[Records for the exercise]
|---|
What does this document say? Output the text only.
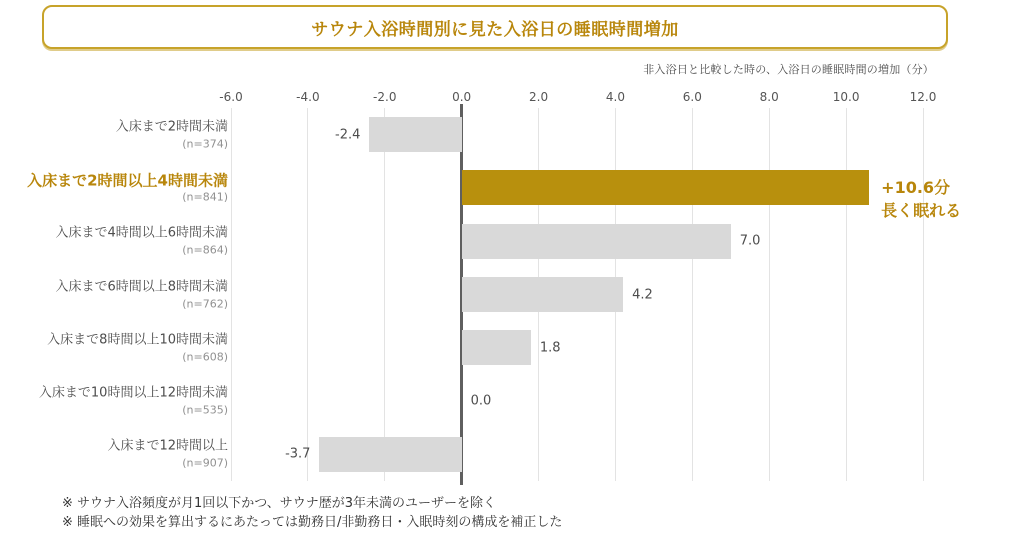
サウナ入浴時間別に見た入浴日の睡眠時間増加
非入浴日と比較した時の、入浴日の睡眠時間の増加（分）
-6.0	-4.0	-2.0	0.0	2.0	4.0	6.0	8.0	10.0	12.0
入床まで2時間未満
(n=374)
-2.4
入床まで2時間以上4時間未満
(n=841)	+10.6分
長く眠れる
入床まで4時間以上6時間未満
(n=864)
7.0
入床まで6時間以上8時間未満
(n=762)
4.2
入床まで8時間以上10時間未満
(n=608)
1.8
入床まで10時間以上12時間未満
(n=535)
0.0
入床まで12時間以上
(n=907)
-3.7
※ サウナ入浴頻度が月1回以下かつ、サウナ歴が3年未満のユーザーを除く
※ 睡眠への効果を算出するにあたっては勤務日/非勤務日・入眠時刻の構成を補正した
|---|
[Task requirements]
Go through the listing above and write it out again exactly, dropping the pictures.

[Task output]
What does this document say? Output the text only.
サウナ入浴時間別に見た入浴日の睡眠時間増加
非入浴日と比較した時の、入浴日の睡眠時間の増加（分）
-6.0	-4.0	-2.0	0.0	2.0	4.0	6.0	8.0	10.0	12.0
入床まで2時間未満
(n=374)
-2.4
入床まで2時間以上4時間未満
(n=841)	+10.6分
長く眠れる
入床まで4時間以上6時間未満
(n=864)
7.0
入床まで6時間以上8時間未満
(n=762)
4.2
入床まで8時間以上10時間未満
(n=608)
1.8
入床まで10時間以上12時間未満
(n=535)
0.0
入床まで12時間以上
(n=907)
-3.7
※ サウナ入浴頻度が月1回以下かつ、サウナ歴が3年未満のユーザーを除く
※ 睡眠への効果を算出するにあたっては勤務日/非勤務日・入眠時刻の構成を補正した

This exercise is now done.